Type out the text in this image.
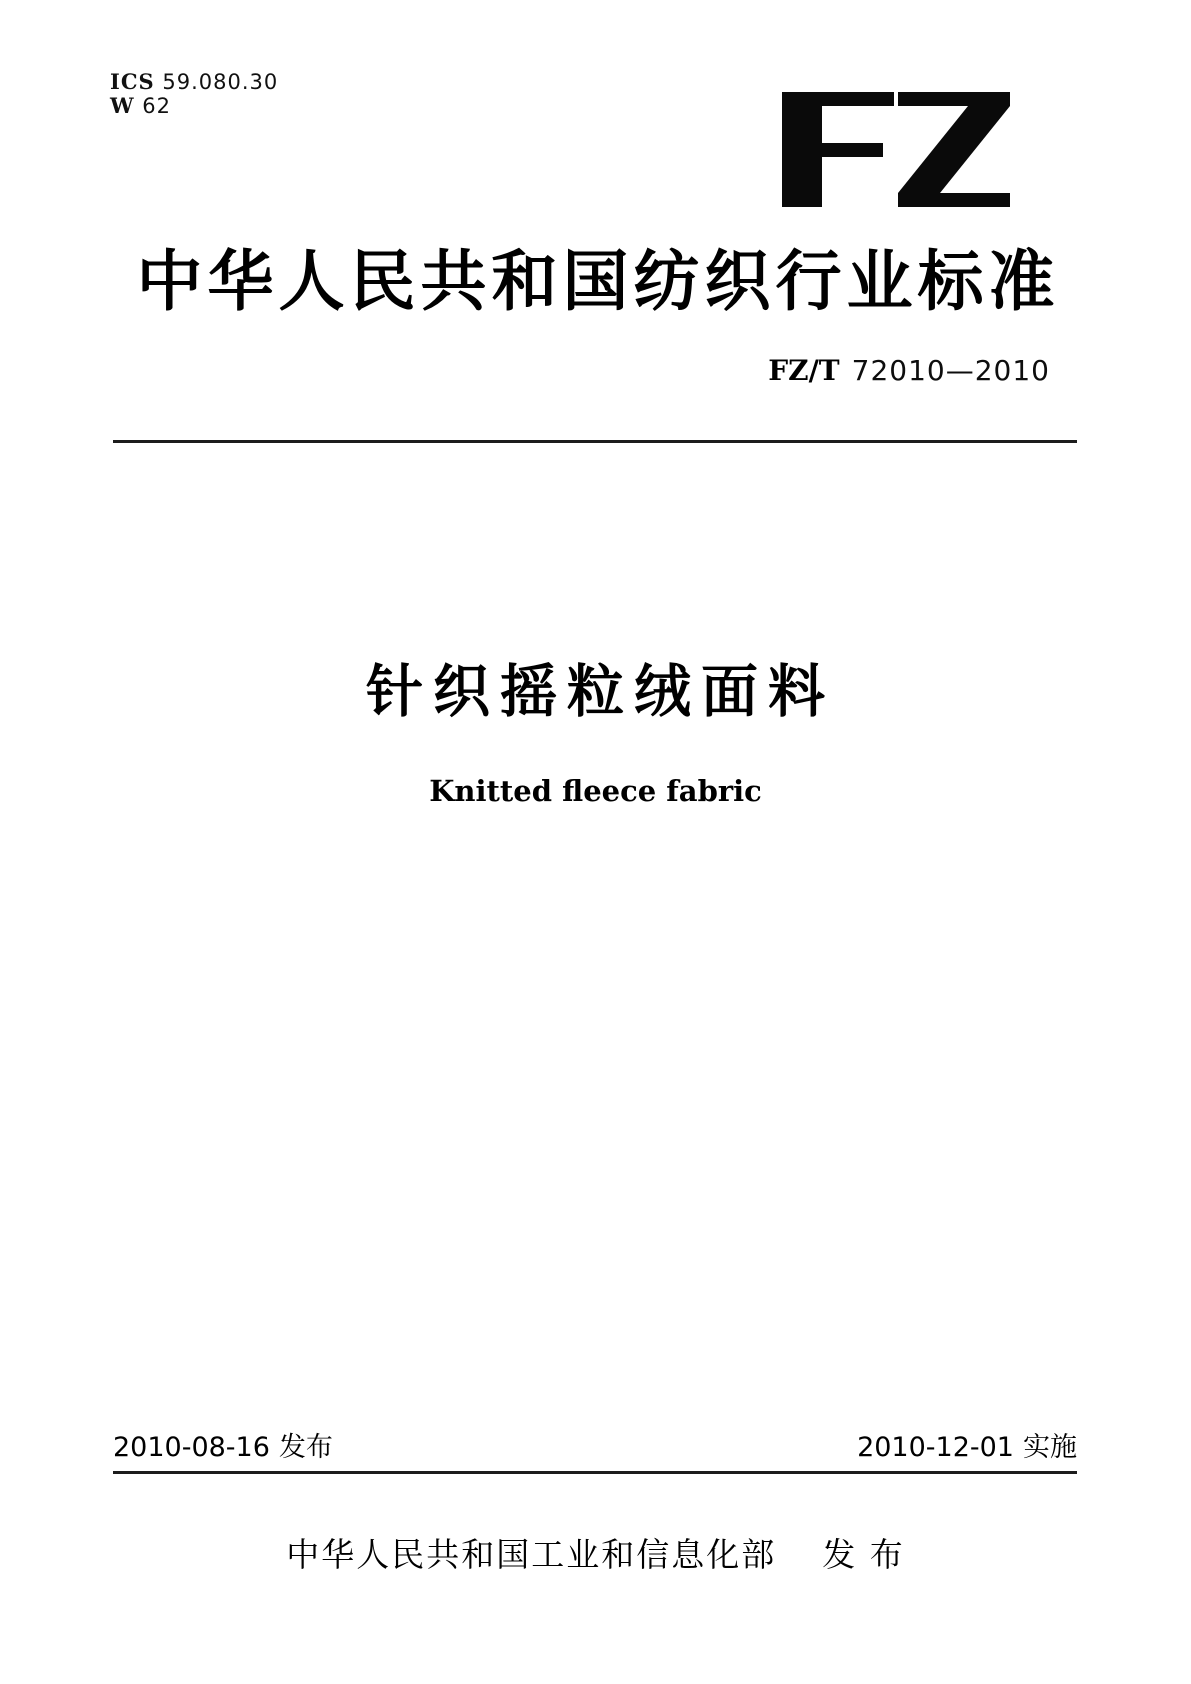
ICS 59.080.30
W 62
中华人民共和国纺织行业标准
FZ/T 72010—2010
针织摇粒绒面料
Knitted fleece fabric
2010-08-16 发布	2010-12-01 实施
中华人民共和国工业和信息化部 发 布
--
Exercise: With the pictures left out, transcribe the material exactly.

Task result:
Type out the text in this image.
ICS 59.080.30
W 62
中华人民共和国纺织行业标准
FZ/T 72010—2010
针织摇粒绒面料
Knitted fleece fabric
2010-08-16 发布	2010-12-01 实施
中华人民共和国工业和信息化部 发 布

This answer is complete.